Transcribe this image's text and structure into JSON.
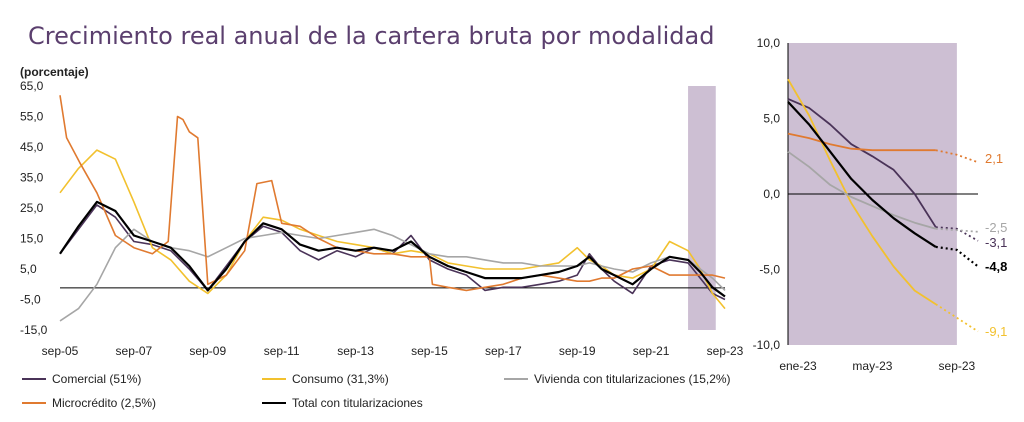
{
  "title": "Crecimiento real anual de la cartera bruta por modalidad",
  "chart_data": [
    {
      "type": "line",
      "ylabel": "(porcentaje)",
      "ylim": [
        -15,
        65
      ],
      "yticks": [
        "65,0",
        "55,0",
        "45,0",
        "35,0",
        "25,0",
        "15,0",
        "5,0",
        "-5,0",
        "-15,0"
      ],
      "xticks": [
        "sep-05",
        "sep-07",
        "sep-09",
        "sep-11",
        "sep-13",
        "sep-15",
        "sep-17",
        "sep-19",
        "sep-21",
        "sep-23"
      ],
      "xrange": [
        2005.67,
        2023.67
      ],
      "shaded_period": [
        2022.67,
        2023.42
      ],
      "series": [
        {
          "name": "Comercial (51%)",
          "color": "#4a3358",
          "x": [
            2005.67,
            2006.17,
            2006.67,
            2007.17,
            2007.67,
            2008.17,
            2008.67,
            2009.17,
            2009.67,
            2010.17,
            2010.67,
            2011.17,
            2011.67,
            2012.17,
            2012.67,
            2013.17,
            2013.67,
            2014.17,
            2014.67,
            2015.17,
            2015.67,
            2016.17,
            2016.67,
            2017.17,
            2017.67,
            2018.17,
            2018.67,
            2019.17,
            2019.67,
            2020.0,
            2020.33,
            2020.67,
            2021.17,
            2021.67,
            2022.17,
            2022.67,
            2023.0,
            2023.33,
            2023.67
          ],
          "y": [
            10,
            18,
            26,
            22,
            14,
            13,
            11,
            5,
            -2,
            6,
            14,
            19,
            17,
            11,
            8,
            11,
            9,
            12,
            10,
            16,
            8,
            5,
            3,
            -2,
            -1,
            -1,
            0,
            1,
            3,
            10,
            5,
            1,
            -3,
            6,
            8,
            7,
            2,
            -3,
            -5
          ]
        },
        {
          "name": "Consumo (31,3%)",
          "color": "#f2c12e",
          "x": [
            2005.67,
            2006.17,
            2006.67,
            2007.17,
            2007.67,
            2008.17,
            2008.67,
            2009.17,
            2009.67,
            2010.17,
            2010.67,
            2011.17,
            2011.67,
            2012.17,
            2012.67,
            2013.17,
            2013.67,
            2014.17,
            2014.67,
            2015.17,
            2015.67,
            2016.17,
            2016.67,
            2017.17,
            2017.67,
            2018.17,
            2018.67,
            2019.17,
            2019.67,
            2020.0,
            2020.33,
            2020.67,
            2021.17,
            2021.67,
            2022.17,
            2022.67,
            2023.0,
            2023.33,
            2023.67
          ],
          "y": [
            30,
            38,
            44,
            41,
            27,
            12,
            8,
            1,
            -3,
            3,
            14,
            22,
            21,
            18,
            16,
            14,
            13,
            12,
            10,
            11,
            10,
            7,
            6,
            5,
            5,
            5,
            6,
            7,
            12,
            8,
            6,
            3,
            2,
            5,
            14,
            11,
            5,
            -3,
            -8
          ]
        },
        {
          "name": "Vivienda con titularizaciones (15,2%)",
          "color": "#a6a6a6",
          "x": [
            2005.67,
            2006.17,
            2006.67,
            2007.17,
            2007.67,
            2008.17,
            2008.67,
            2009.17,
            2009.67,
            2010.17,
            2010.67,
            2011.17,
            2011.67,
            2012.17,
            2012.67,
            2013.17,
            2013.67,
            2014.17,
            2014.67,
            2015.17,
            2015.67,
            2016.17,
            2016.67,
            2017.17,
            2017.67,
            2018.17,
            2018.67,
            2019.17,
            2019.67,
            2020.0,
            2020.33,
            2020.67,
            2021.17,
            2021.67,
            2022.17,
            2022.67,
            2023.0,
            2023.33,
            2023.67
          ],
          "y": [
            -12,
            -8,
            0,
            12,
            18,
            14,
            12,
            11,
            9,
            12,
            15,
            16,
            17,
            16,
            15,
            16,
            17,
            18,
            16,
            13,
            10,
            9,
            9,
            8,
            7,
            7,
            6,
            6,
            6,
            7,
            6,
            5,
            4,
            7,
            9,
            8,
            5,
            2,
            -2
          ]
        },
        {
          "name": "Microcrédito (2,5%)",
          "color": "#e07a30",
          "x": [
            2005.67,
            2005.85,
            2006.2,
            2006.67,
            2007.17,
            2007.67,
            2008.17,
            2008.6,
            2008.85,
            2009.0,
            2009.17,
            2009.4,
            2009.67,
            2010.17,
            2010.67,
            2011.0,
            2011.4,
            2011.67,
            2012.17,
            2012.67,
            2013.17,
            2013.67,
            2014.17,
            2014.67,
            2015.17,
            2015.67,
            2015.75,
            2016.17,
            2016.67,
            2017.17,
            2017.67,
            2018.17,
            2018.67,
            2019.17,
            2019.67,
            2020.0,
            2020.33,
            2020.67,
            2021.17,
            2021.67,
            2022.17,
            2022.67,
            2023.0,
            2023.33,
            2023.67
          ],
          "y": [
            62,
            48,
            40,
            30,
            16,
            12,
            10,
            14,
            55,
            54,
            50,
            48,
            0,
            3,
            11,
            33,
            34,
            20,
            19,
            15,
            12,
            11,
            10,
            10,
            9,
            9,
            0,
            -1,
            -2,
            -1,
            0,
            2,
            3,
            2,
            1,
            1,
            2,
            2,
            5,
            6,
            3,
            3,
            3,
            3,
            2
          ]
        },
        {
          "name": "Total con titularizaciones",
          "color": "#000000",
          "x": [
            2005.67,
            2006.17,
            2006.67,
            2007.17,
            2007.67,
            2008.17,
            2008.67,
            2009.17,
            2009.67,
            2010.17,
            2010.67,
            2011.17,
            2011.67,
            2012.17,
            2012.67,
            2013.17,
            2013.67,
            2014.17,
            2014.67,
            2015.17,
            2015.67,
            2016.17,
            2016.67,
            2017.17,
            2017.67,
            2018.17,
            2018.67,
            2019.17,
            2019.67,
            2020.0,
            2020.33,
            2020.67,
            2021.17,
            2021.67,
            2022.17,
            2022.67,
            2023.0,
            2023.33,
            2023.67
          ],
          "y": [
            10,
            19,
            27,
            24,
            16,
            14,
            12,
            6,
            -2,
            5,
            14,
            20,
            18,
            13,
            11,
            12,
            11,
            12,
            11,
            14,
            9,
            6,
            4,
            2,
            2,
            2,
            3,
            4,
            6,
            9,
            5,
            3,
            0,
            5,
            9,
            8,
            4,
            -1,
            -4
          ]
        }
      ]
    },
    {
      "type": "line",
      "ylim": [
        -10,
        10
      ],
      "yticks": [
        "10,0",
        "5,0",
        "0,0",
        "-5,0",
        "-10,0"
      ],
      "xticks": [
        "ene-23",
        "may-23",
        "sep-23"
      ],
      "xrange": [
        0,
        9
      ],
      "shaded_period": [
        0,
        8
      ],
      "end_labels": [
        {
          "text": "2,1",
          "value": 2.1,
          "color": "#e07a30"
        },
        {
          "text": "-2,5",
          "value": -2.5,
          "color": "#a6a6a6"
        },
        {
          "text": "-3,1",
          "value": -3.1,
          "color": "#4a3358"
        },
        {
          "text": "-4,8",
          "value": -4.8,
          "color": "#000000"
        },
        {
          "text": "-9,1",
          "value": -9.1,
          "color": "#f2c12e"
        }
      ],
      "series": [
        {
          "name": "Comercial (51%)",
          "color": "#4a3358",
          "solid_x": [
            0,
            1,
            2,
            3,
            4,
            5,
            6,
            7
          ],
          "solid_y": [
            6.3,
            5.7,
            4.6,
            3.3,
            2.5,
            1.6,
            0.0,
            -2.2
          ],
          "dotted_x": [
            7,
            8,
            9
          ],
          "dotted_y": [
            -2.2,
            -2.3,
            -3.1
          ]
        },
        {
          "name": "Consumo (31,3%)",
          "color": "#f2c12e",
          "solid_x": [
            0,
            1,
            2,
            3,
            4,
            5,
            6,
            7
          ],
          "solid_y": [
            7.6,
            5.2,
            2.2,
            -0.6,
            -2.8,
            -4.8,
            -6.4,
            -7.3
          ],
          "dotted_x": [
            7,
            8,
            9
          ],
          "dotted_y": [
            -7.3,
            -8.2,
            -9.1
          ]
        },
        {
          "name": "Vivienda con titularizaciones (15,2%)",
          "color": "#a6a6a6",
          "solid_x": [
            0,
            1,
            2,
            3,
            4,
            5,
            6,
            7
          ],
          "solid_y": [
            2.8,
            1.8,
            0.6,
            -0.2,
            -0.8,
            -1.4,
            -1.9,
            -2.3
          ],
          "dotted_x": [
            7,
            8,
            9
          ],
          "dotted_y": [
            -2.3,
            -2.4,
            -2.5
          ]
        },
        {
          "name": "Microcrédito (2,5%)",
          "color": "#e07a30",
          "solid_x": [
            0,
            1,
            2,
            3,
            4,
            5,
            6,
            7
          ],
          "solid_y": [
            4.0,
            3.7,
            3.3,
            3.0,
            2.9,
            2.9,
            2.9,
            2.9
          ],
          "dotted_x": [
            7,
            8,
            9
          ],
          "dotted_y": [
            2.9,
            2.6,
            2.1
          ]
        },
        {
          "name": "Total con titularizaciones",
          "color": "#000000",
          "solid_x": [
            0,
            1,
            2,
            3,
            4,
            5,
            6,
            7
          ],
          "solid_y": [
            6.1,
            4.6,
            2.8,
            1.0,
            -0.4,
            -1.6,
            -2.6,
            -3.5
          ],
          "dotted_x": [
            7,
            8,
            9
          ],
          "dotted_y": [
            -3.5,
            -3.7,
            -4.8
          ]
        }
      ]
    }
  ],
  "legend": [
    {
      "label": "Comercial (51%)",
      "color": "#4a3358"
    },
    {
      "label": "Consumo (31,3%)",
      "color": "#f2c12e"
    },
    {
      "label": "Vivienda con titularizaciones (15,2%)",
      "color": "#a6a6a6"
    },
    {
      "label": "Microcrédito (2,5%)",
      "color": "#e07a30"
    },
    {
      "label": "Total con titularizaciones",
      "color": "#000000"
    }
  ],
  "colors": {
    "shade": "#cdbfd3",
    "title": "#5b3f6e"
  }
}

**Problem**: Track down all lines above with the string "value" and copy them.

**The output**:
          "value": 2.1,
          "value": -2.5,
          "value": -3.1,
          "value": -4.8,
          "value": -9.1,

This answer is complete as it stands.